_PROMPT_. For the copy, please give all of the data again exactly and leave the pictures out.

____ THE INPUT

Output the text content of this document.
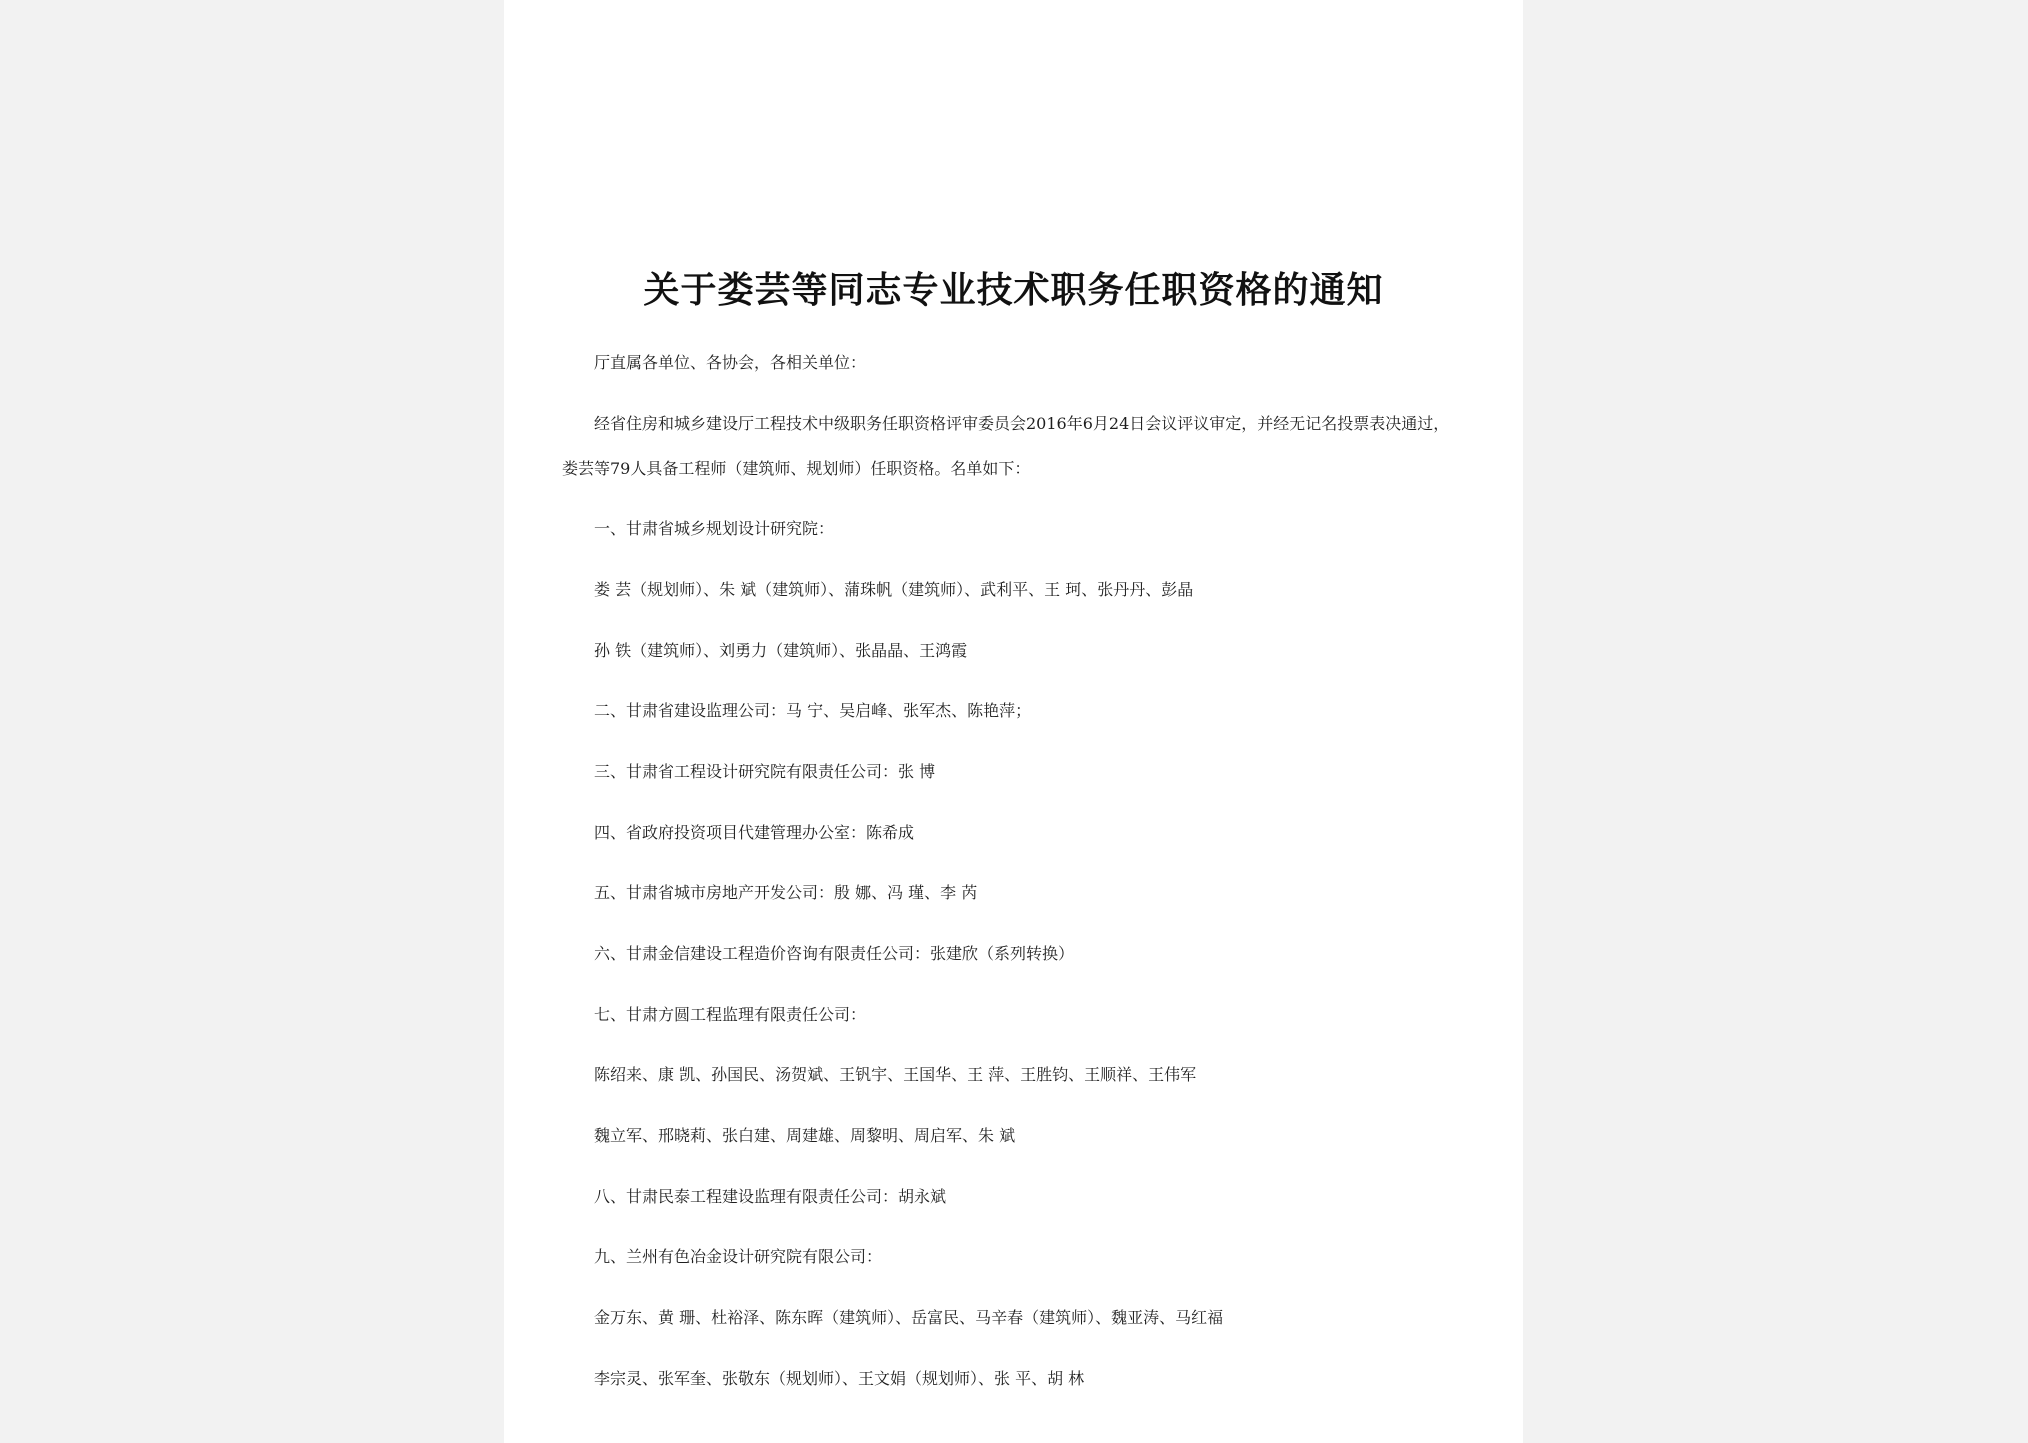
关于娄芸等同志专业技术职务任职资格的通知
厅直属各单位、各协会，各相关单位：
经省住房和城乡建设厅工程技术中级职务任职资格评审委员会2016年6月24日会议评议审定，并经无记名投票表决通过，
娄芸等79人具备工程师（建筑师、规划师）任职资格。名单如下：
一、甘肃省城乡规划设计研究院：
娄 芸（规划师）、朱 斌（建筑师）、蒲珠帆（建筑师）、武利平、王 珂、张丹丹、彭晶
孙 铁（建筑师）、刘勇力（建筑师）、张晶晶、王鸿霞
二、甘肃省建设监理公司：马 宁、吴启峰、张军杰、陈艳萍；
三、甘肃省工程设计研究院有限责任公司：张 博
四、省政府投资项目代建管理办公室：陈希成
五、甘肃省城市房地产开发公司：殷 娜、冯 瑾、李 芮
六、甘肃金信建设工程造价咨询有限责任公司：张建欣（系列转换）
七、甘肃方圆工程监理有限责任公司：
陈绍来、康 凯、孙国民、汤贺斌、王钒宇、王国华、王 萍、王胜钧、王顺祥、王伟军
魏立军、邢晓莉、张白建、周建雄、周黎明、周启军、朱 斌
八、甘肃民泰工程建设监理有限责任公司：胡永斌
九、兰州有色冶金设计研究院有限公司：
金万东、黄 珊、杜裕泽、陈东晖（建筑师）、岳富民、马辛春（建筑师）、魏亚涛、马红福
李宗灵、张军奎、张敬东（规划师）、王文娟（规划师）、张 平、胡 林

________

_ANSWER TO THIS EXERCISE_.
Output the text content of this document.
关于娄芸等同志专业技术职务任职资格的通知
厅直属各单位、各协会，各相关单位：
经省住房和城乡建设厅工程技术中级职务任职资格评审委员会2016年6月24日会议评议审定，并经无记名投票表决通过，
娄芸等79人具备工程师（建筑师、规划师）任职资格。名单如下：
一、甘肃省城乡规划设计研究院：
娄 芸（规划师）、朱 斌（建筑师）、蒲珠帆（建筑师）、武利平、王 珂、张丹丹、彭晶
孙 铁（建筑师）、刘勇力（建筑师）、张晶晶、王鸿霞
二、甘肃省建设监理公司：马 宁、吴启峰、张军杰、陈艳萍；
三、甘肃省工程设计研究院有限责任公司：张 博
四、省政府投资项目代建管理办公室：陈希成
五、甘肃省城市房地产开发公司：殷 娜、冯 瑾、李 芮
六、甘肃金信建设工程造价咨询有限责任公司：张建欣（系列转换）
七、甘肃方圆工程监理有限责任公司：
陈绍来、康 凯、孙国民、汤贺斌、王钒宇、王国华、王 萍、王胜钧、王顺祥、王伟军
魏立军、邢晓莉、张白建、周建雄、周黎明、周启军、朱 斌
八、甘肃民泰工程建设监理有限责任公司：胡永斌
九、兰州有色冶金设计研究院有限公司：
金万东、黄 珊、杜裕泽、陈东晖（建筑师）、岳富民、马辛春（建筑师）、魏亚涛、马红福
李宗灵、张军奎、张敬东（规划师）、王文娟（规划师）、张 平、胡 林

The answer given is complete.